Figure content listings
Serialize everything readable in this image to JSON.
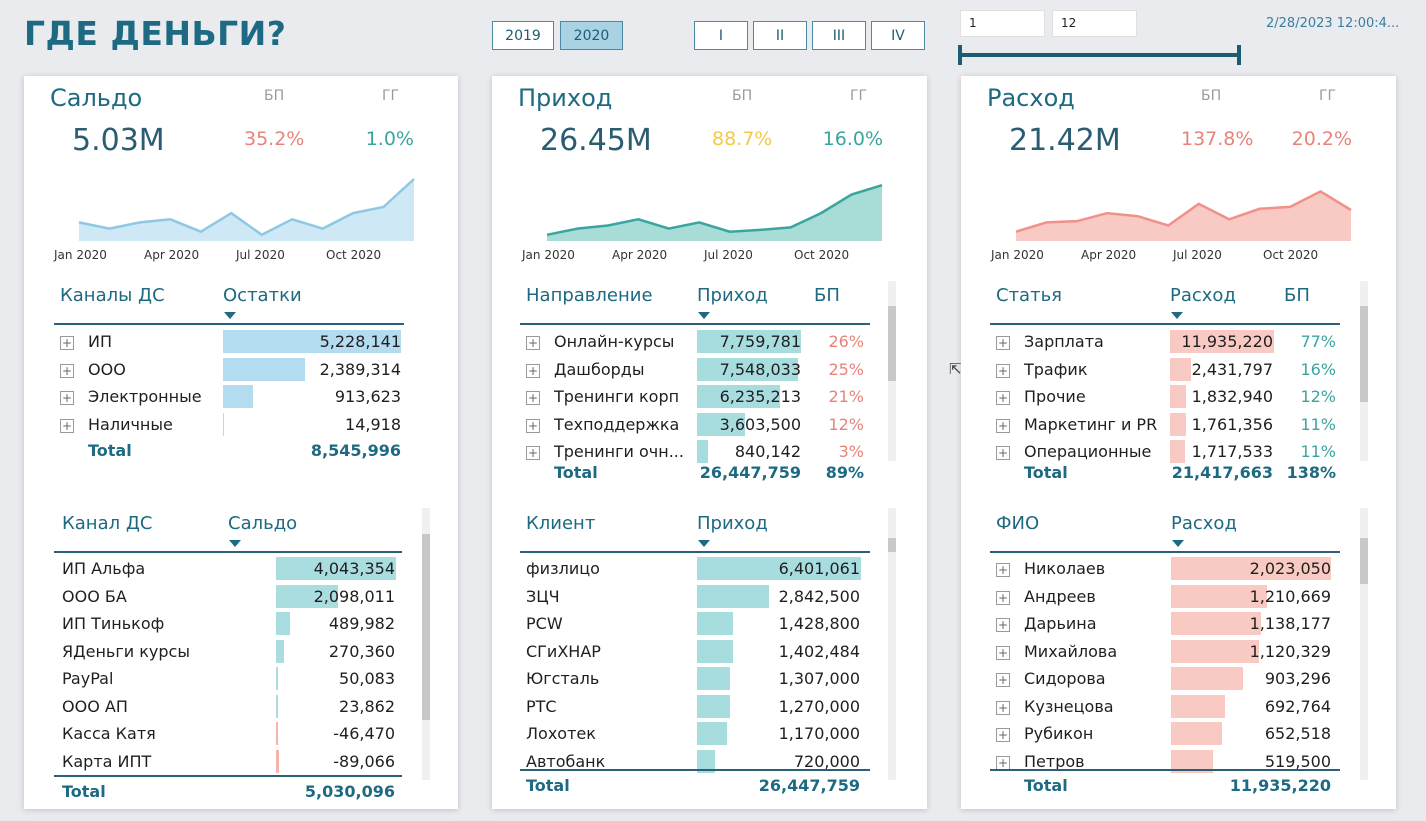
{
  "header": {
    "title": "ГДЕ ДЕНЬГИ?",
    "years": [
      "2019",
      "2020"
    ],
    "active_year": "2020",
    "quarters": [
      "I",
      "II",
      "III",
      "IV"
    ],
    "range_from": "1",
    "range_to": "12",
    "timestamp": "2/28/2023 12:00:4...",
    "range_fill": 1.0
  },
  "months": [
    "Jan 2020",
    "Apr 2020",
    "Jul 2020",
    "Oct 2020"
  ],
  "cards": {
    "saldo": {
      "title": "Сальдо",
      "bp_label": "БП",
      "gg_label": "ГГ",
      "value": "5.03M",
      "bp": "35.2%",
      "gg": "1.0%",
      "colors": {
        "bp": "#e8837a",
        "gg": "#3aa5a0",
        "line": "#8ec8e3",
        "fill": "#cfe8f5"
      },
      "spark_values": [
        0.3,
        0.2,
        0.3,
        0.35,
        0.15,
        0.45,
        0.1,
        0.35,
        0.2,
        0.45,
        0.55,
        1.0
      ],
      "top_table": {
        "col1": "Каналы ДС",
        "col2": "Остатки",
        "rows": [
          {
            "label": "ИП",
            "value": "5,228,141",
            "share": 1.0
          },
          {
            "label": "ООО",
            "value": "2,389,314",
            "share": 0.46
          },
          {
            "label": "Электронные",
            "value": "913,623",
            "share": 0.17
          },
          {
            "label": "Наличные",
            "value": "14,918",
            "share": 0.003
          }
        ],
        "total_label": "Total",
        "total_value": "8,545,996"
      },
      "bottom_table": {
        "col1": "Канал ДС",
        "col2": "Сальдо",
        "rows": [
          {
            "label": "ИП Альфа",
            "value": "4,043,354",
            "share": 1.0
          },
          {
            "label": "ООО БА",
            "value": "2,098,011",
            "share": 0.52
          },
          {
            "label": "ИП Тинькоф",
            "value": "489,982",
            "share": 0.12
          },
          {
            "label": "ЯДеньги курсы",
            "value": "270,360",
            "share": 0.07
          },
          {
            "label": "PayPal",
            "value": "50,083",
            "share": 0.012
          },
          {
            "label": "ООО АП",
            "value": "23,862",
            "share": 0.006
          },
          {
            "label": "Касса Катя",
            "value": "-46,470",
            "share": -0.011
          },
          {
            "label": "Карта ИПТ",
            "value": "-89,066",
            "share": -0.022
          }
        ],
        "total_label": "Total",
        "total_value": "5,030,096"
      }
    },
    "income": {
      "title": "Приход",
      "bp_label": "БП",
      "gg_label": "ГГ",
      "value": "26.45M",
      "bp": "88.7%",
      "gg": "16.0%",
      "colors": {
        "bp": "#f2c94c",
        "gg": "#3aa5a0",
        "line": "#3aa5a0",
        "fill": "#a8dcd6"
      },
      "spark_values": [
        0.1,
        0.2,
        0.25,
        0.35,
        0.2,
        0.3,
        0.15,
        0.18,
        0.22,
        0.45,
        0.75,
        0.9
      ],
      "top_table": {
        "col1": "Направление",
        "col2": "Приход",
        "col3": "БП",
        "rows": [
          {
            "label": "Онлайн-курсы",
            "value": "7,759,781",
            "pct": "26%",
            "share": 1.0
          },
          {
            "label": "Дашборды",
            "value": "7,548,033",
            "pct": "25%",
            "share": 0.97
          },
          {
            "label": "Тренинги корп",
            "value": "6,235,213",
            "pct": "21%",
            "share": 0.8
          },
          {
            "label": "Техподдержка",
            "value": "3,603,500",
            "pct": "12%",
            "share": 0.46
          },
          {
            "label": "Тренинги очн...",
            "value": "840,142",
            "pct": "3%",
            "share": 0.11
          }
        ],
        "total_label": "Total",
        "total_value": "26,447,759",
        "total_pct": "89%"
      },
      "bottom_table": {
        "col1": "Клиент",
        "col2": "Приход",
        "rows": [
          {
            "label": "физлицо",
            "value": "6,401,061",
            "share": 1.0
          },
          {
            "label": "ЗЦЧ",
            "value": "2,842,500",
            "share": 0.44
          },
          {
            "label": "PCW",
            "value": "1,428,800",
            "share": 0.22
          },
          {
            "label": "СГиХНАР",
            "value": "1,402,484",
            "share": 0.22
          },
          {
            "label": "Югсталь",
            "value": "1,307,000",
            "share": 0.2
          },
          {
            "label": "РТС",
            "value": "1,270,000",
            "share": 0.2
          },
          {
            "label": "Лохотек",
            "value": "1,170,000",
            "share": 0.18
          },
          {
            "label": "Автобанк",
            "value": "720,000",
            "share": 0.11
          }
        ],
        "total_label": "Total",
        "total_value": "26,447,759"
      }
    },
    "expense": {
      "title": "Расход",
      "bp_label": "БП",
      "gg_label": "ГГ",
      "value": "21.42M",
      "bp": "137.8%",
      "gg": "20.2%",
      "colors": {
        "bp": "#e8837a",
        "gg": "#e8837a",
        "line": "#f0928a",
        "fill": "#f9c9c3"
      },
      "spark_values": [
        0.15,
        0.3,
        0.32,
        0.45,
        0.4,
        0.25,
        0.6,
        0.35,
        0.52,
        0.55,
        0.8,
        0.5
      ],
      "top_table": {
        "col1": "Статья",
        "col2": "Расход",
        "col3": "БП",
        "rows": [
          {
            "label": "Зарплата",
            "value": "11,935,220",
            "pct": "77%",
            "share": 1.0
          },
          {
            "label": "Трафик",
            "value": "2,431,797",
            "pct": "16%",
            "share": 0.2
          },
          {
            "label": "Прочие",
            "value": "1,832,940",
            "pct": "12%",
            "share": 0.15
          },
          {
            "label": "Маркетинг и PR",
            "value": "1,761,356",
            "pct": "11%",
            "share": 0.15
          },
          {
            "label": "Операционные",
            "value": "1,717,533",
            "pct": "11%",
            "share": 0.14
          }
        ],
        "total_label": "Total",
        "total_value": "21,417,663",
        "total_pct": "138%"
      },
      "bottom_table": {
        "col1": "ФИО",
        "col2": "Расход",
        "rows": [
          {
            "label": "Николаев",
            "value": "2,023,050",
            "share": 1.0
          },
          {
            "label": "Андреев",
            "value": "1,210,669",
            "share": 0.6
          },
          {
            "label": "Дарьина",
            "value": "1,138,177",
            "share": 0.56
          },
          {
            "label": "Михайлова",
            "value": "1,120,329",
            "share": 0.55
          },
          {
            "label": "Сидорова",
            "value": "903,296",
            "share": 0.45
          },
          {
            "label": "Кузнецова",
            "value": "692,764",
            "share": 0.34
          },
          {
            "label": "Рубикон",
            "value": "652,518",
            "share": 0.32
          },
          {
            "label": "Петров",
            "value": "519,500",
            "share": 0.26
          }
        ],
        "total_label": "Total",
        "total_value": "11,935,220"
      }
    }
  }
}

Required work: Repeat the records above verbatim, with no pictures in the result.

The solution:
Serialize everything readable in this image to JSON.
{
  "header": {
    "title": "ГДЕ ДЕНЬГИ?",
    "years": [
      "2019",
      "2020"
    ],
    "active_year": "2020",
    "quarters": [
      "I",
      "II",
      "III",
      "IV"
    ],
    "range_from": "1",
    "range_to": "12",
    "timestamp": "2/28/2023 12:00:4...",
    "range_fill": 1.0
  },
  "months": [
    "Jan 2020",
    "Apr 2020",
    "Jul 2020",
    "Oct 2020"
  ],
  "cards": {
    "saldo": {
      "title": "Сальдо",
      "bp_label": "БП",
      "gg_label": "ГГ",
      "value": "5.03M",
      "bp": "35.2%",
      "gg": "1.0%",
      "colors": {
        "bp": "#e8837a",
        "gg": "#3aa5a0",
        "line": "#8ec8e3",
        "fill": "#cfe8f5"
      },
      "spark_values": [
        0.3,
        0.2,
        0.3,
        0.35,
        0.15,
        0.45,
        0.1,
        0.35,
        0.2,
        0.45,
        0.55,
        1.0
      ],
      "top_table": {
        "col1": "Каналы ДС",
        "col2": "Остатки",
        "rows": [
          {
            "label": "ИП",
            "value": "5,228,141",
            "share": 1.0
          },
          {
            "label": "ООО",
            "value": "2,389,314",
            "share": 0.46
          },
          {
            "label": "Электронные",
            "value": "913,623",
            "share": 0.17
          },
          {
            "label": "Наличные",
            "value": "14,918",
            "share": 0.003
          }
        ],
        "total_label": "Total",
        "total_value": "8,545,996"
      },
      "bottom_table": {
        "col1": "Канал ДС",
        "col2": "Сальдо",
        "rows": [
          {
            "label": "ИП Альфа",
            "value": "4,043,354",
            "share": 1.0
          },
          {
            "label": "ООО БА",
            "value": "2,098,011",
            "share": 0.52
          },
          {
            "label": "ИП Тинькоф",
            "value": "489,982",
            "share": 0.12
          },
          {
            "label": "ЯДеньги курсы",
            "value": "270,360",
            "share": 0.07
          },
          {
            "label": "PayPal",
            "value": "50,083",
            "share": 0.012
          },
          {
            "label": "ООО АП",
            "value": "23,862",
            "share": 0.006
          },
          {
            "label": "Касса Катя",
            "value": "-46,470",
            "share": -0.011
          },
          {
            "label": "Карта ИПТ",
            "value": "-89,066",
            "share": -0.022
          }
        ],
        "total_label": "Total",
        "total_value": "5,030,096"
      }
    },
    "income": {
      "title": "Приход",
      "bp_label": "БП",
      "gg_label": "ГГ",
      "value": "26.45M",
      "bp": "88.7%",
      "gg": "16.0%",
      "colors": {
        "bp": "#f2c94c",
        "gg": "#3aa5a0",
        "line": "#3aa5a0",
        "fill": "#a8dcd6"
      },
      "spark_values": [
        0.1,
        0.2,
        0.25,
        0.35,
        0.2,
        0.3,
        0.15,
        0.18,
        0.22,
        0.45,
        0.75,
        0.9
      ],
      "top_table": {
        "col1": "Направление",
        "col2": "Приход",
        "col3": "БП",
        "rows": [
          {
            "label": "Онлайн-курсы",
            "value": "7,759,781",
            "pct": "26%",
            "share": 1.0
          },
          {
            "label": "Дашборды",
            "value": "7,548,033",
            "pct": "25%",
            "share": 0.97
          },
          {
            "label": "Тренинги корп",
            "value": "6,235,213",
            "pct": "21%",
            "share": 0.8
          },
          {
            "label": "Техподдержка",
            "value": "3,603,500",
            "pct": "12%",
            "share": 0.46
          },
          {
            "label": "Тренинги очн...",
            "value": "840,142",
            "pct": "3%",
            "share": 0.11
          }
        ],
        "total_label": "Total",
        "total_value": "26,447,759",
        "total_pct": "89%"
      },
      "bottom_table": {
        "col1": "Клиент",
        "col2": "Приход",
        "rows": [
          {
            "label": "физлицо",
            "value": "6,401,061",
            "share": 1.0
          },
          {
            "label": "ЗЦЧ",
            "value": "2,842,500",
            "share": 0.44
          },
          {
            "label": "PCW",
            "value": "1,428,800",
            "share": 0.22
          },
          {
            "label": "СГиХНАР",
            "value": "1,402,484",
            "share": 0.22
          },
          {
            "label": "Югсталь",
            "value": "1,307,000",
            "share": 0.2
          },
          {
            "label": "РТС",
            "value": "1,270,000",
            "share": 0.2
          },
          {
            "label": "Лохотек",
            "value": "1,170,000",
            "share": 0.18
          },
          {
            "label": "Автобанк",
            "value": "720,000",
            "share": 0.11
          }
        ],
        "total_label": "Total",
        "total_value": "26,447,759"
      }
    },
    "expense": {
      "title": "Расход",
      "bp_label": "БП",
      "gg_label": "ГГ",
      "value": "21.42M",
      "bp": "137.8%",
      "gg": "20.2%",
      "colors": {
        "bp": "#e8837a",
        "gg": "#e8837a",
        "line": "#f0928a",
        "fill": "#f9c9c3"
      },
      "spark_values": [
        0.15,
        0.3,
        0.32,
        0.45,
        0.4,
        0.25,
        0.6,
        0.35,
        0.52,
        0.55,
        0.8,
        0.5
      ],
      "top_table": {
        "col1": "Статья",
        "col2": "Расход",
        "col3": "БП",
        "rows": [
          {
            "label": "Зарплата",
            "value": "11,935,220",
            "pct": "77%",
            "share": 1.0
          },
          {
            "label": "Трафик",
            "value": "2,431,797",
            "pct": "16%",
            "share": 0.2
          },
          {
            "label": "Прочие",
            "value": "1,832,940",
            "pct": "12%",
            "share": 0.15
          },
          {
            "label": "Маркетинг и PR",
            "value": "1,761,356",
            "pct": "11%",
            "share": 0.15
          },
          {
            "label": "Операционные",
            "value": "1,717,533",
            "pct": "11%",
            "share": 0.14
          }
        ],
        "total_label": "Total",
        "total_value": "21,417,663",
        "total_pct": "138%"
      },
      "bottom_table": {
        "col1": "ФИО",
        "col2": "Расход",
        "rows": [
          {
            "label": "Николаев",
            "value": "2,023,050",
            "share": 1.0
          },
          {
            "label": "Андреев",
            "value": "1,210,669",
            "share": 0.6
          },
          {
            "label": "Дарьина",
            "value": "1,138,177",
            "share": 0.56
          },
          {
            "label": "Михайлова",
            "value": "1,120,329",
            "share": 0.55
          },
          {
            "label": "Сидорова",
            "value": "903,296",
            "share": 0.45
          },
          {
            "label": "Кузнецова",
            "value": "692,764",
            "share": 0.34
          },
          {
            "label": "Рубикон",
            "value": "652,518",
            "share": 0.32
          },
          {
            "label": "Петров",
            "value": "519,500",
            "share": 0.26
          }
        ],
        "total_label": "Total",
        "total_value": "11,935,220"
      }
    }
  }
}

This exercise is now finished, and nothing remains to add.